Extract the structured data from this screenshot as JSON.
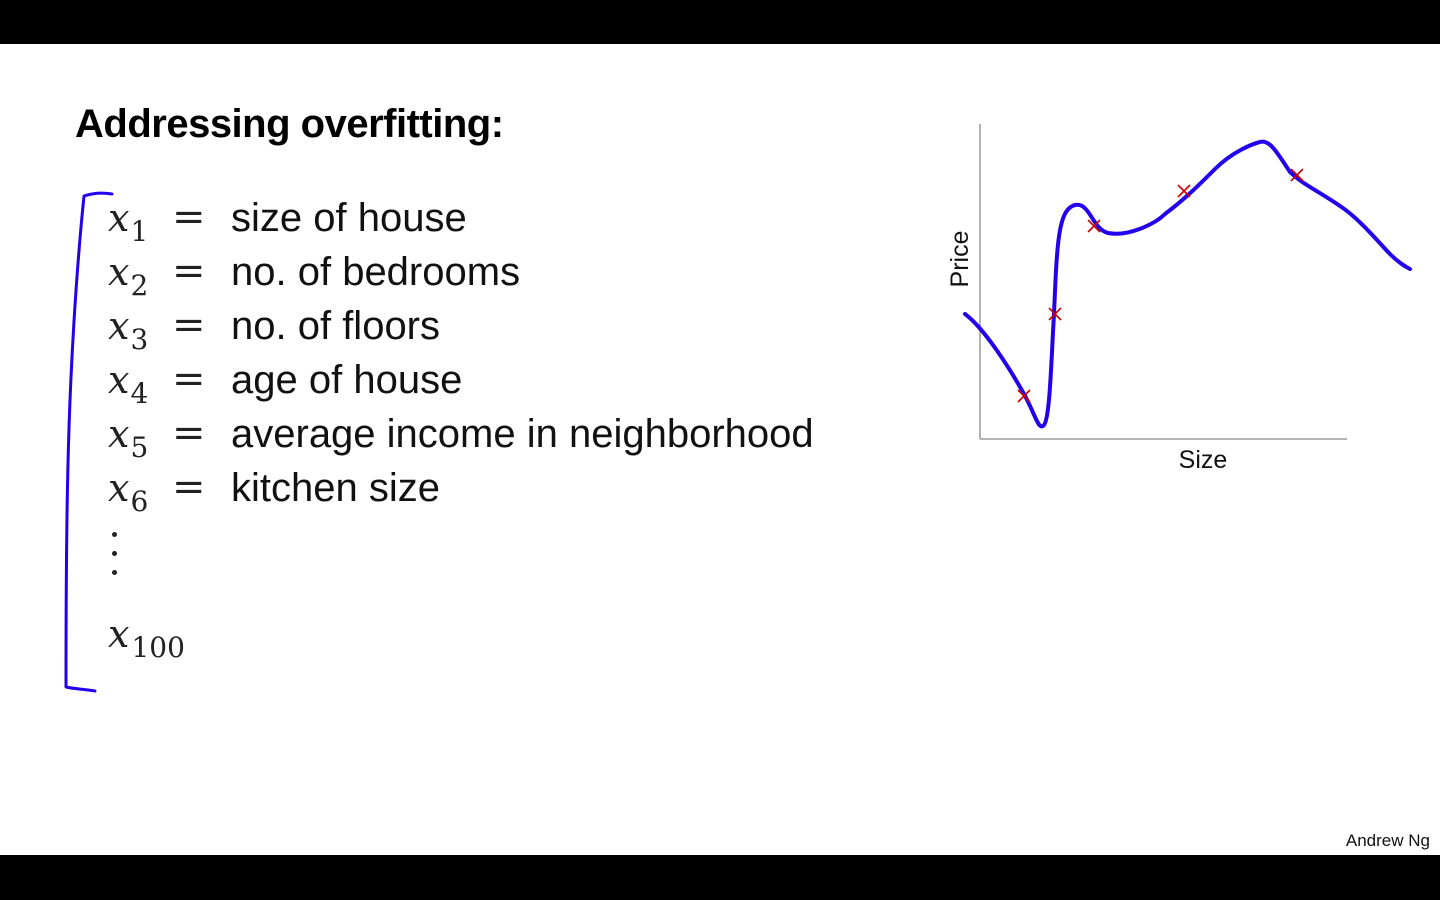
{
  "slide": {
    "title": "Addressing overfitting:",
    "credit": "Andrew Ng"
  },
  "features": [
    {
      "var": "x",
      "sub": "1",
      "eq": "=",
      "desc": "size of house"
    },
    {
      "var": "x",
      "sub": "2",
      "eq": "=",
      "desc": "no. of bedrooms"
    },
    {
      "var": "x",
      "sub": "3",
      "eq": "=",
      "desc": "no. of floors"
    },
    {
      "var": "x",
      "sub": "4",
      "eq": "=",
      "desc": "age of house"
    },
    {
      "var": "x",
      "sub": "5",
      "eq": "=",
      "desc": "average income in neighborhood"
    },
    {
      "var": "x",
      "sub": "6",
      "eq": "=",
      "desc": "kitchen size"
    }
  ],
  "last_feature": {
    "var": "x",
    "sub": "100"
  },
  "annotation_color": "#2200ee",
  "chart_data": {
    "type": "scatter",
    "xlabel": "Size",
    "ylabel": "Price",
    "point_color": "#cc0000",
    "curve_color": "#2200ee",
    "grid": false
  }
}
§
**Objective:**
Pictures stay out of the copy; please restate every record above exactly.

**Response below:**
Extract the structured data from this screenshot as JSON.
{
  "slide": {
    "title": "Addressing overfitting:",
    "credit": "Andrew Ng"
  },
  "features": [
    {
      "var": "x",
      "sub": "1",
      "eq": "=",
      "desc": "size of house"
    },
    {
      "var": "x",
      "sub": "2",
      "eq": "=",
      "desc": "no. of bedrooms"
    },
    {
      "var": "x",
      "sub": "3",
      "eq": "=",
      "desc": "no. of floors"
    },
    {
      "var": "x",
      "sub": "4",
      "eq": "=",
      "desc": "age of house"
    },
    {
      "var": "x",
      "sub": "5",
      "eq": "=",
      "desc": "average income in neighborhood"
    },
    {
      "var": "x",
      "sub": "6",
      "eq": "=",
      "desc": "kitchen size"
    }
  ],
  "last_feature": {
    "var": "x",
    "sub": "100"
  },
  "annotation_color": "#2200ee",
  "chart_data": {
    "type": "scatter",
    "xlabel": "Size",
    "ylabel": "Price",
    "point_color": "#cc0000",
    "curve_color": "#2200ee",
    "grid": false
  }
}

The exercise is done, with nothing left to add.